§ **EXERCISE GOAL**
Go through the listing and write out all of it exactly.

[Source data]
========

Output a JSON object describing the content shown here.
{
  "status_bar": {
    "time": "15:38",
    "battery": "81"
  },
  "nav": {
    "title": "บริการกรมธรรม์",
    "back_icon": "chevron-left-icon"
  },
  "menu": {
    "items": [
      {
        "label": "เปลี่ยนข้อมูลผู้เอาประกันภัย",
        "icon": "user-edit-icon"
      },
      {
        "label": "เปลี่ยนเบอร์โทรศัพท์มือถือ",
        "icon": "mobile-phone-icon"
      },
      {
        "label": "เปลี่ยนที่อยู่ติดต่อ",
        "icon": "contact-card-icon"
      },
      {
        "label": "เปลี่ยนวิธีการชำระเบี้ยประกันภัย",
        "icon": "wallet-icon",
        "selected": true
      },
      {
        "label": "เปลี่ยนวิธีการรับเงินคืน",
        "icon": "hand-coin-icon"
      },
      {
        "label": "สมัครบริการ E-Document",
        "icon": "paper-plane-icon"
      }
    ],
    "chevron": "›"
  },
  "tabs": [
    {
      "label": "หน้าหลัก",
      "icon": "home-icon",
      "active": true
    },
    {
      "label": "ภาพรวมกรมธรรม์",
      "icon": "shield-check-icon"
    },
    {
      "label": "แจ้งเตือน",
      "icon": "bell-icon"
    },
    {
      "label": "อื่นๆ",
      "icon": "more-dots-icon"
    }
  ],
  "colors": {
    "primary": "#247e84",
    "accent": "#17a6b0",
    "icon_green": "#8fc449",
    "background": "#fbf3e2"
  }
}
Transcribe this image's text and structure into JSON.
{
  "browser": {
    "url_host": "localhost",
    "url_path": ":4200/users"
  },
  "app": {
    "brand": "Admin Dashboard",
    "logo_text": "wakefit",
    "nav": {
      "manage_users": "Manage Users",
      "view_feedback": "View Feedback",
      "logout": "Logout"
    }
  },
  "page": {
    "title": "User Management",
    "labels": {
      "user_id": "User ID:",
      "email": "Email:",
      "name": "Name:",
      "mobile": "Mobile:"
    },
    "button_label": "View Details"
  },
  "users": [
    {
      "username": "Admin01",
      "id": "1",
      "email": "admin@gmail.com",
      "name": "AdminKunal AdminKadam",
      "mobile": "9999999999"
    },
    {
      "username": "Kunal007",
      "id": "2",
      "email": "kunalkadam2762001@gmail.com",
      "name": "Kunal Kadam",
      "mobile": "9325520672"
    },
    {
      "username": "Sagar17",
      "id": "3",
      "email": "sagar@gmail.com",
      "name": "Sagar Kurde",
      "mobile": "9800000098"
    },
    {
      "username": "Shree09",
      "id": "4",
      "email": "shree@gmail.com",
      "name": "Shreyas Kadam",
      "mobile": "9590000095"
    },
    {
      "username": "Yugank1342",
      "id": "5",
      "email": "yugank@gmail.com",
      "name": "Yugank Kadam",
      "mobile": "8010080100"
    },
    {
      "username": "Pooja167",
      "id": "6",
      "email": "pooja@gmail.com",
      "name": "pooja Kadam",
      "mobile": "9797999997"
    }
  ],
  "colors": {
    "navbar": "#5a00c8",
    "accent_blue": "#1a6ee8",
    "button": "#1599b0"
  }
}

========

§ **RESULT OF THE EXERCISE**
Output a JSON object describing the content shown here.
{
  "status_bar": {
    "time": "15:38",
    "battery": "81"
  },
  "nav": {
    "title": "บริการกรมธรรม์",
    "back_icon": "chevron-left-icon"
  },
  "menu": {
    "items": [
      {
        "label": "เปลี่ยนข้อมูลผู้เอาประกันภัย",
        "icon": "user-edit-icon"
      },
      {
        "label": "เปลี่ยนเบอร์โทรศัพท์มือถือ",
        "icon": "mobile-phone-icon"
      },
      {
        "label": "เปลี่ยนที่อยู่ติดต่อ",
        "icon": "contact-card-icon"
      },
      {
        "label": "เปลี่ยนวิธีการชำระเบี้ยประกันภัย",
        "icon": "wallet-icon",
        "selected": true
      },
      {
        "label": "เปลี่ยนวิธีการรับเงินคืน",
        "icon": "hand-coin-icon"
      },
      {
        "label": "สมัครบริการ E-Document",
        "icon": "paper-plane-icon"
      }
    ],
    "chevron": "›"
  },
  "tabs": [
    {
      "label": "หน้าหลัก",
      "icon": "home-icon",
      "active": true
    },
    {
      "label": "ภาพรวมกรมธรรม์",
      "icon": "shield-check-icon"
    },
    {
      "label": "แจ้งเตือน",
      "icon": "bell-icon"
    },
    {
      "label": "อื่นๆ",
      "icon": "more-dots-icon"
    }
  ],
  "colors": {
    "primary": "#247e84",
    "accent": "#17a6b0",
    "icon_green": "#8fc449",
    "background": "#fbf3e2"
  }
}
Transcribe this image's text and structure into JSON.
{
  "browser": {
    "url_host": "localhost",
    "url_path": ":4200/users"
  },
  "app": {
    "brand": "Admin Dashboard",
    "logo_text": "wakefit",
    "nav": {
      "manage_users": "Manage Users",
      "view_feedback": "View Feedback",
      "logout": "Logout"
    }
  },
  "page": {
    "title": "User Management",
    "labels": {
      "user_id": "User ID:",
      "email": "Email:",
      "name": "Name:",
      "mobile": "Mobile:"
    },
    "button_label": "View Details"
  },
  "users": [
    {
      "username": "Admin01",
      "id": "1",
      "email": "admin@gmail.com",
      "name": "AdminKunal AdminKadam",
      "mobile": "9999999999"
    },
    {
      "username": "Kunal007",
      "id": "2",
      "email": "kunalkadam2762001@gmail.com",
      "name": "Kunal Kadam",
      "mobile": "9325520672"
    },
    {
      "username": "Sagar17",
      "id": "3",
      "email": "sagar@gmail.com",
      "name": "Sagar Kurde",
      "mobile": "9800000098"
    },
    {
      "username": "Shree09",
      "id": "4",
      "email": "shree@gmail.com",
      "name": "Shreyas Kadam",
      "mobile": "9590000095"
    },
    {
      "username": "Yugank1342",
      "id": "5",
      "email": "yugank@gmail.com",
      "name": "Yugank Kadam",
      "mobile": "8010080100"
    },
    {
      "username": "Pooja167",
      "id": "6",
      "email": "pooja@gmail.com",
      "name": "pooja Kadam",
      "mobile": "9797999997"
    }
  ],
  "colors": {
    "navbar": "#5a00c8",
    "accent_blue": "#1a6ee8",
    "button": "#1599b0"
  }
}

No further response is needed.